Written instruction -
Set down every entry again word for word, please, but skip the pictures.

Dataset extract -
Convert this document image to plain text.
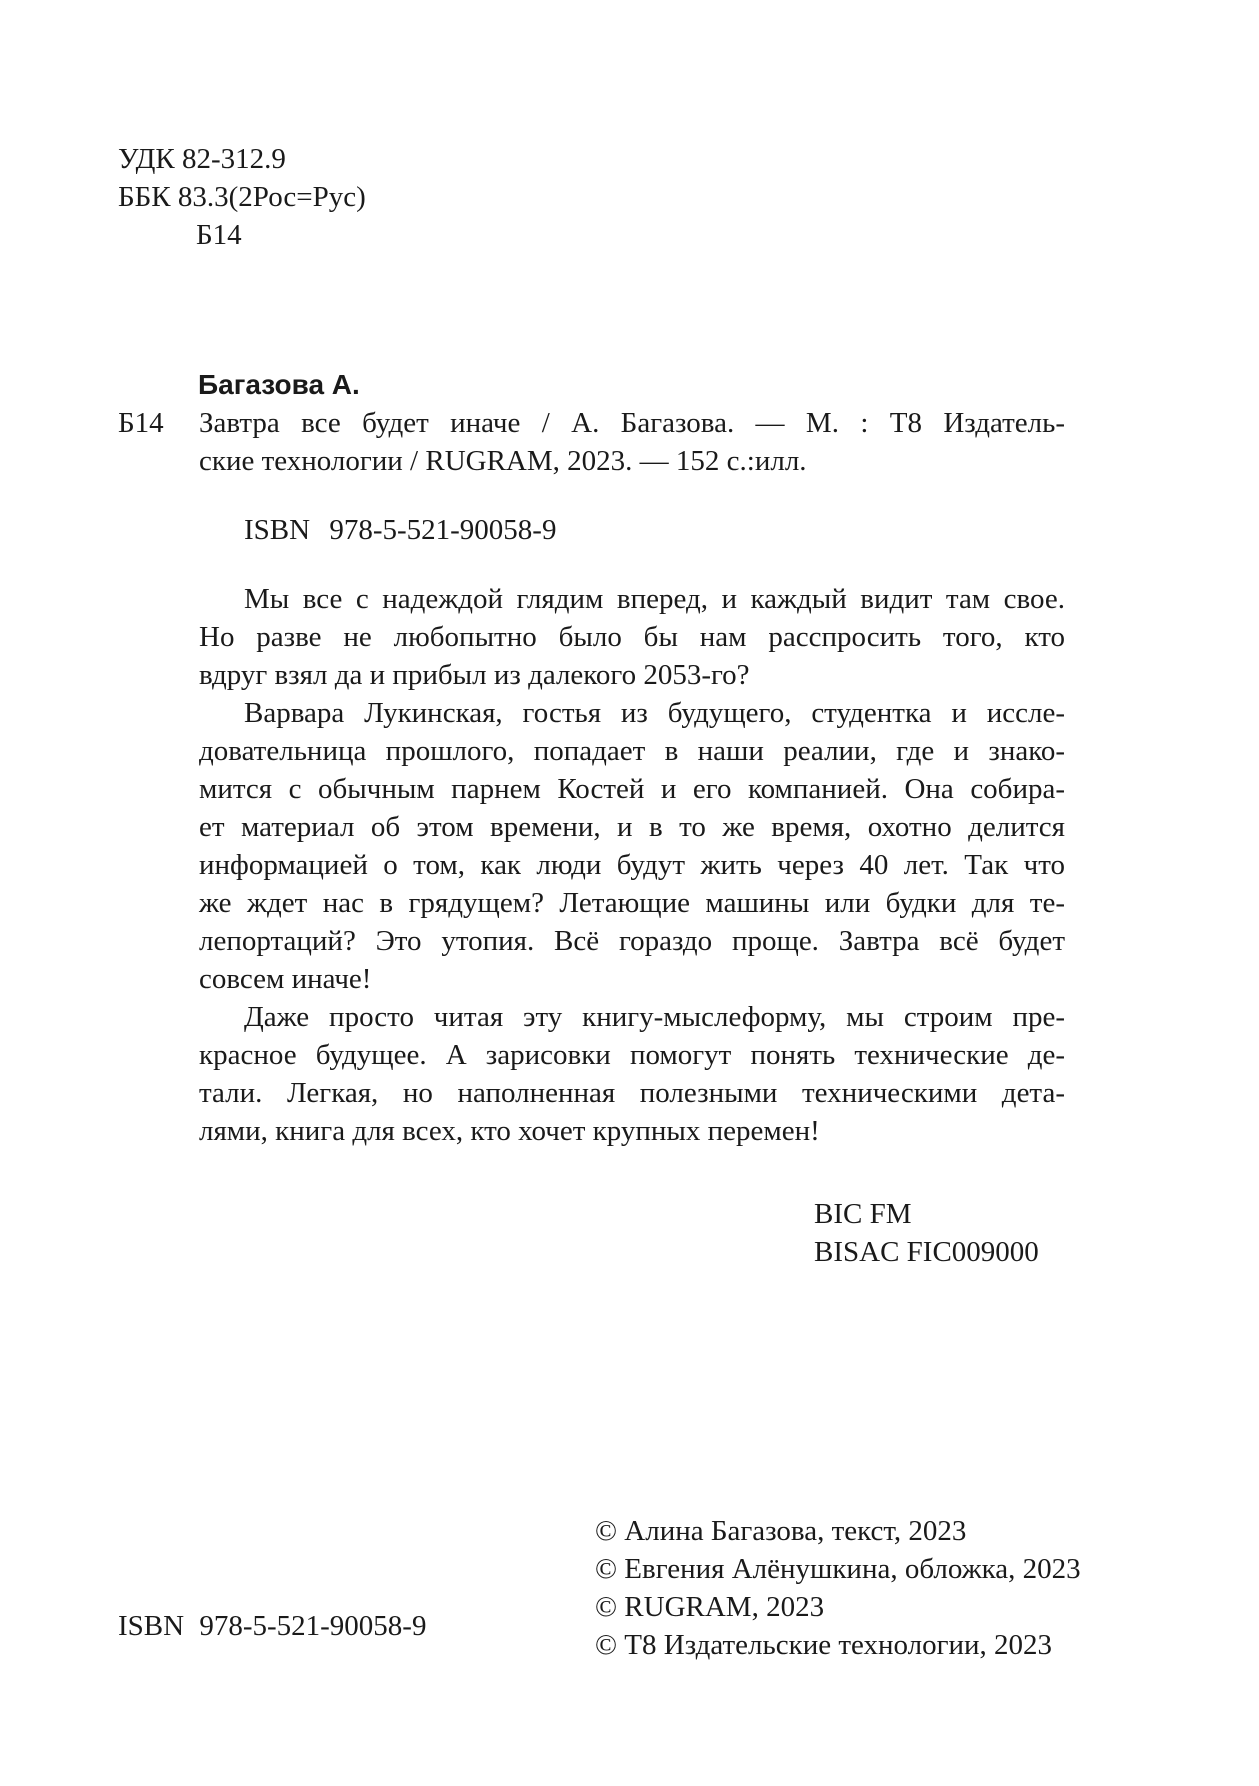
УДК 82-312.9
ББК 83.3(2Рос=Рус)
Б14
Багазова А.
Б14 Завтра все будет иначе / А. Багазова. — М. : Т8 Издатель-
ские технологии / RUGRAM, 2023. — 152 с.:илл.
ISBN 978-5-521-90058-9
Мы все с надеждой глядим вперед, и каждый видит там свое.
Но разве не любопытно было бы нам расспросить того, кто
вдруг взял да и прибыл из далекого 2053-го?
Варвара Лукинская, гостья из будущего, студентка и иссле-
довательница прошлого, попадает в наши реалии, где и знако-
мится с обычным парнем Костей и его компанией. Она собира-
ет материал об этом времени, и в то же время, охотно делится
информацией о том, как люди будут жить через 40 лет. Так что
же ждет нас в грядущем? Летающие машины или будки для те-
лепортаций? Это утопия. Всё гораздо проще. Завтра всё будет
совсем иначе!
Даже просто читая эту книгу-мыслеформу, мы строим пре-
красное будущее. А зарисовки помогут понять технические де-
тали. Легкая, но наполненная полезными техническими дета-
лями, книга для всех, кто хочет крупных перемен!
BIC FM
BISAC FIC009000
© Алина Багазова, текст, 2023
© Евгения Алёнушкина, обложка, 2023
© RUGRAM, 2023
© Т8 Издательские технологии, 2023
ISBN 978-5-521-90058-9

Worked answer -
Convert this document image to plain text.
УДК 82-312.9
ББК 83.3(2Рос=Рус)
Б14
Багазова А.
Б14 Завтра все будет иначе / А. Багазова. — М. : Т8 Издатель-
ские технологии / RUGRAM, 2023. — 152 с.:илл.
ISBN 978-5-521-90058-9
Мы все с надеждой глядим вперед, и каждый видит там свое.
Но разве не любопытно было бы нам расспросить того, кто
вдруг взял да и прибыл из далекого 2053-го?
Варвара Лукинская, гостья из будущего, студентка и иссле-
довательница прошлого, попадает в наши реалии, где и знако-
мится с обычным парнем Костей и его компанией. Она собира-
ет материал об этом времени, и в то же время, охотно делится
информацией о том, как люди будут жить через 40 лет. Так что
же ждет нас в грядущем? Летающие машины или будки для те-
лепортаций? Это утопия. Всё гораздо проще. Завтра всё будет
совсем иначе!
Даже просто читая эту книгу-мыслеформу, мы строим пре-
красное будущее. А зарисовки помогут понять технические де-
тали. Легкая, но наполненная полезными техническими дета-
лями, книга для всех, кто хочет крупных перемен!
BIC FM
BISAC FIC009000
© Алина Багазова, текст, 2023
© Евгения Алёнушкина, обложка, 2023
© RUGRAM, 2023
© Т8 Издательские технологии, 2023
ISBN 978-5-521-90058-9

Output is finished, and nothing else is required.